Selected excerpt
Like most women, I wear a million hats every day. I am still my mother’s daughter, a granddaughter, wife of almost 18 years, mother to two plus an exchange student, friend, decorator, consultant, coach, and writer. With each of those roles, especially motherhood, comes an entire sub-group of roles that switch in an instant. I am the house cleaner, accountant, pet-sitter, nurse, taxi driver, personal assistant, and chief trouble-shooter for my family. I am also the laundress, personal shopper, and keeper of the master schedule. Most days, I try to work, exercise, and write in the midst of that.
Until a few months ago, I also was working a full time plus job that required me to travel throughout the state of Michigan on a very regular basis. When I started the job, I was responsible for the Western Region of the state, which required travel from the three county area I live in covering about a two hour radius. About the time my employer re-worked out internal system, moving us to cover specialty topics state-wide , my husband became very involved in intense behavioral and physical health care policy work that required him to travel fairly extensively as well.
Suddenly, there was no one at home to focus on our two children that we had worked very hard to adopt. We were managing, but barely.

Information provided
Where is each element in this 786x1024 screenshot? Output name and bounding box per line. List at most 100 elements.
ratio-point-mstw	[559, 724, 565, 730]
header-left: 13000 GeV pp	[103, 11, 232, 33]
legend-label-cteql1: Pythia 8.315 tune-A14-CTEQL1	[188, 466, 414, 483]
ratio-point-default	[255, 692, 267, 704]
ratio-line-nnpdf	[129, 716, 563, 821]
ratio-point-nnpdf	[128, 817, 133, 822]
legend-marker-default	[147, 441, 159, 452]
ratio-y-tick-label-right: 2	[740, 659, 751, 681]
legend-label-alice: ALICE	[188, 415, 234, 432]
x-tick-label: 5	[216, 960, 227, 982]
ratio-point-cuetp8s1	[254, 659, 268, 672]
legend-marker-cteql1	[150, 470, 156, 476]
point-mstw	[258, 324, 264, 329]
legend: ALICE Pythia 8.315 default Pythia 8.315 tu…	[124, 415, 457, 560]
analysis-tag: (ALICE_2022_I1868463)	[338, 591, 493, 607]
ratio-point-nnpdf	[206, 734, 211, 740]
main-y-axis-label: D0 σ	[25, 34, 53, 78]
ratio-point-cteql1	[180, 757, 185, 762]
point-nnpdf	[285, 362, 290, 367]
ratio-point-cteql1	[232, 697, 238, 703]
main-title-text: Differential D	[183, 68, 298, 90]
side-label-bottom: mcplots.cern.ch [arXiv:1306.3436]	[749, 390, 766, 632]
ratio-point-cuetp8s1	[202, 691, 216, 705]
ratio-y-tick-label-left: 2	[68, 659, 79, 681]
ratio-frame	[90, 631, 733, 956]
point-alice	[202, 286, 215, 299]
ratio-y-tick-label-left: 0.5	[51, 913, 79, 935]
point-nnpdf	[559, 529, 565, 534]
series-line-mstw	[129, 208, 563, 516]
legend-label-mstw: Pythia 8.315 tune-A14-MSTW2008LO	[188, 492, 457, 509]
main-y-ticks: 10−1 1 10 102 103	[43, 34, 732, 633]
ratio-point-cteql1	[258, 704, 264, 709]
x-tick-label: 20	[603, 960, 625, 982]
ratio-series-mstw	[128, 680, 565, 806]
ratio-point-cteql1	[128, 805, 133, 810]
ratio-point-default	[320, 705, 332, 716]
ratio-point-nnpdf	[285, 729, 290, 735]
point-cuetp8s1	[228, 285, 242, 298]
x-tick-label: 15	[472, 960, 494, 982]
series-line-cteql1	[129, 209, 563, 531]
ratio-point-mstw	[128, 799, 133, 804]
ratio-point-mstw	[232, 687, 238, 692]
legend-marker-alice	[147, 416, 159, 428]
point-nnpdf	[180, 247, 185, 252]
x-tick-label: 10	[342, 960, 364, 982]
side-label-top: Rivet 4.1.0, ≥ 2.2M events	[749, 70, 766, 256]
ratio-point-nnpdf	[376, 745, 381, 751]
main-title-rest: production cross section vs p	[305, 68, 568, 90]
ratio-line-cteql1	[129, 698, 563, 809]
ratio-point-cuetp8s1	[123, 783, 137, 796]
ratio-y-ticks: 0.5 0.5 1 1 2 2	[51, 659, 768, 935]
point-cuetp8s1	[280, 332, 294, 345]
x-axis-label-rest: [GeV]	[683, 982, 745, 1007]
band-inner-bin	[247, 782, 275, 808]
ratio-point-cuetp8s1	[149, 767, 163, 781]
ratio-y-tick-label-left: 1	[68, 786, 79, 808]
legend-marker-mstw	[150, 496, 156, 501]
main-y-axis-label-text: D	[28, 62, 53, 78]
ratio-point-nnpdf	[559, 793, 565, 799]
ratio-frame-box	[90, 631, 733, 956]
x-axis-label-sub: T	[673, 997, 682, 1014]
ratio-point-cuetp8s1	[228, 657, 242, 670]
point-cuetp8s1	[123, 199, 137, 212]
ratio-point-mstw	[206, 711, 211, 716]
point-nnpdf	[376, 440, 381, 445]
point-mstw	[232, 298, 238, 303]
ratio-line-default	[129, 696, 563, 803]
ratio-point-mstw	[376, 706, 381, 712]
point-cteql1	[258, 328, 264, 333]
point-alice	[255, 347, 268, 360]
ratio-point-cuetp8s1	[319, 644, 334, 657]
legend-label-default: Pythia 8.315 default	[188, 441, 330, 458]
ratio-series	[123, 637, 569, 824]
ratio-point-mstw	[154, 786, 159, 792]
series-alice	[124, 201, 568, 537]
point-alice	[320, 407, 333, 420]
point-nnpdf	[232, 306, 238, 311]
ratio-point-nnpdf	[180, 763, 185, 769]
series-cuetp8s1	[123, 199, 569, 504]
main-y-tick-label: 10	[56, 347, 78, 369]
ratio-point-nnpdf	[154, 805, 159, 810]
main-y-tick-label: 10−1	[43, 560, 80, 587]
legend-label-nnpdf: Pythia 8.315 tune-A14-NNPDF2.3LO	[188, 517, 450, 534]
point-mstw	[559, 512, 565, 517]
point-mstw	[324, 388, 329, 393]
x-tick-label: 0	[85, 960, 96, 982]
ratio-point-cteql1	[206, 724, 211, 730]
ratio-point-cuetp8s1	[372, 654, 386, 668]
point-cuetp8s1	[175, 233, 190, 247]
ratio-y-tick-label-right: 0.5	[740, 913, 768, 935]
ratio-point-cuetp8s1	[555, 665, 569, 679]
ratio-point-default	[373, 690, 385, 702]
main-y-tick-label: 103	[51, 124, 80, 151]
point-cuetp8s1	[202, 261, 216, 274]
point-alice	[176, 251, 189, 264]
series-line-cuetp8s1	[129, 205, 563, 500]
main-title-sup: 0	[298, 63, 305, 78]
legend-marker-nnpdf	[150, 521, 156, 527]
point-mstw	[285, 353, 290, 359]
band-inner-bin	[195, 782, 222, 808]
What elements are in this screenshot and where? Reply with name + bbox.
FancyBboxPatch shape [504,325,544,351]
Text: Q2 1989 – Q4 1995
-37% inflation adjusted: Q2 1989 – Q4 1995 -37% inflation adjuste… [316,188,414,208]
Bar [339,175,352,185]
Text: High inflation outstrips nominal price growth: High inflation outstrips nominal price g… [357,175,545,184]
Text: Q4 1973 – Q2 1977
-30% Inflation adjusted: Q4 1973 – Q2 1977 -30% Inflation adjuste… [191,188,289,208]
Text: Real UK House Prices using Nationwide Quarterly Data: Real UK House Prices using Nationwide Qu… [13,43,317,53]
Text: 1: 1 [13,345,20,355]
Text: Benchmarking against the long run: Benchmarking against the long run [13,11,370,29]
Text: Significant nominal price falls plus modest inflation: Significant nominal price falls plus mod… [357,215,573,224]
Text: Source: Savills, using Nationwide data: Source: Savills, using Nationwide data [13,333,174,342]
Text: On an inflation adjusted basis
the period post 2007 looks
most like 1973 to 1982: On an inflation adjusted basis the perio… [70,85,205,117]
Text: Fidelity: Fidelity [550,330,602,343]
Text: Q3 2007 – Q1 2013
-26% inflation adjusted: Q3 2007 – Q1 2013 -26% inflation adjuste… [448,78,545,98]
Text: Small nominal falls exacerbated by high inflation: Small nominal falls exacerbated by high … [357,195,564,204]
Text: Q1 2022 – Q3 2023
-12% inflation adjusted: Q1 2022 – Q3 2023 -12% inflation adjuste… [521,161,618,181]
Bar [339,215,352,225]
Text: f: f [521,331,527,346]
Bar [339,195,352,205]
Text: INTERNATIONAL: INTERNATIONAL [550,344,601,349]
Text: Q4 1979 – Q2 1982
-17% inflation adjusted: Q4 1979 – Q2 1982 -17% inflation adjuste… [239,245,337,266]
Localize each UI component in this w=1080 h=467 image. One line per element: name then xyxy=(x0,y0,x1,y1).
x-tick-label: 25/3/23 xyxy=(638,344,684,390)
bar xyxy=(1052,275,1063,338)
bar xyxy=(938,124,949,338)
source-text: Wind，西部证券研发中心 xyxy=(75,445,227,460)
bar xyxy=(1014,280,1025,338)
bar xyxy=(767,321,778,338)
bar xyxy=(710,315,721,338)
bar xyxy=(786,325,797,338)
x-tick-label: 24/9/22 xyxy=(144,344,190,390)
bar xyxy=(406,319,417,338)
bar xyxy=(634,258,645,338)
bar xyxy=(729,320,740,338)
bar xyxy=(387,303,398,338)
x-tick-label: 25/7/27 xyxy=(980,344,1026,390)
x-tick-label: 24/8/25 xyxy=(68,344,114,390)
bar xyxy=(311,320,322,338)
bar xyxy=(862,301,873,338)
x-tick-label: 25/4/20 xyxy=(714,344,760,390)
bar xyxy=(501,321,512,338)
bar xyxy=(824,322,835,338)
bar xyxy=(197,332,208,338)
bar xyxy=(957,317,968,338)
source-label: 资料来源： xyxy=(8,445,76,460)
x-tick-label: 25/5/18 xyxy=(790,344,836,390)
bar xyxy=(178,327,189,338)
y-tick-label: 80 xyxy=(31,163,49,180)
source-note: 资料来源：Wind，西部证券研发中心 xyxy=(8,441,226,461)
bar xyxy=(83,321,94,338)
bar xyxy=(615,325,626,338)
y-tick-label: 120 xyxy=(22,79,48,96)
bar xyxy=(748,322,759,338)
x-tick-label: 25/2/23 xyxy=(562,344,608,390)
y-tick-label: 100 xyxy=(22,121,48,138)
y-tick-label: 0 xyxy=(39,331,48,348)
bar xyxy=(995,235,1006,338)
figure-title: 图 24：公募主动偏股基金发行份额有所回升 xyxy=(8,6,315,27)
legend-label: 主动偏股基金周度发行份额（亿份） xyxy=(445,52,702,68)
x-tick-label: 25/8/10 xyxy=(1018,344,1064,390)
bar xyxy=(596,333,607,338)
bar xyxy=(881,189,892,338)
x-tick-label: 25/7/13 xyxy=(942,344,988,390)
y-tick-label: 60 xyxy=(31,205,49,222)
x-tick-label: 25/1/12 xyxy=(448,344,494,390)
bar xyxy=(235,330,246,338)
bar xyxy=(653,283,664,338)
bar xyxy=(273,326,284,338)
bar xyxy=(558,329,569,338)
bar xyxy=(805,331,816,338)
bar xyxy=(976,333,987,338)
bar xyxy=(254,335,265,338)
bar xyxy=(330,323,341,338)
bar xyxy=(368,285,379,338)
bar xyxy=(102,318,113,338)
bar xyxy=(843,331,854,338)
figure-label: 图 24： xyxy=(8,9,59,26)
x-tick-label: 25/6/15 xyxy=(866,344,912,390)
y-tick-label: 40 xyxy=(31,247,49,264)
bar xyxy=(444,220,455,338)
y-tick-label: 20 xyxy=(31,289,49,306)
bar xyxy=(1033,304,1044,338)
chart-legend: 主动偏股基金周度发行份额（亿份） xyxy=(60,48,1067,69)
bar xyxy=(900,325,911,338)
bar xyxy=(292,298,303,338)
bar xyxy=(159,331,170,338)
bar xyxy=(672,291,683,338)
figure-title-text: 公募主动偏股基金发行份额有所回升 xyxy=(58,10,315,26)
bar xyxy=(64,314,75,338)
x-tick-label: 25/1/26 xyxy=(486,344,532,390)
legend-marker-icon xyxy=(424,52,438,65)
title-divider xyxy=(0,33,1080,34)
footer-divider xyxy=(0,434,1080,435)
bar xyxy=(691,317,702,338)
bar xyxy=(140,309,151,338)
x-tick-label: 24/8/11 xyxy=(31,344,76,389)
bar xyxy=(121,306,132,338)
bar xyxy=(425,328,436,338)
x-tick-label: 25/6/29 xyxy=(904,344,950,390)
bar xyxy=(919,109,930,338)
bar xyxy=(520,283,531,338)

Problem
In the essay about juggling family and work roles, which part of Michigan was the writer first responsible for in the full-time job?

Task answer
The Western Region of the state.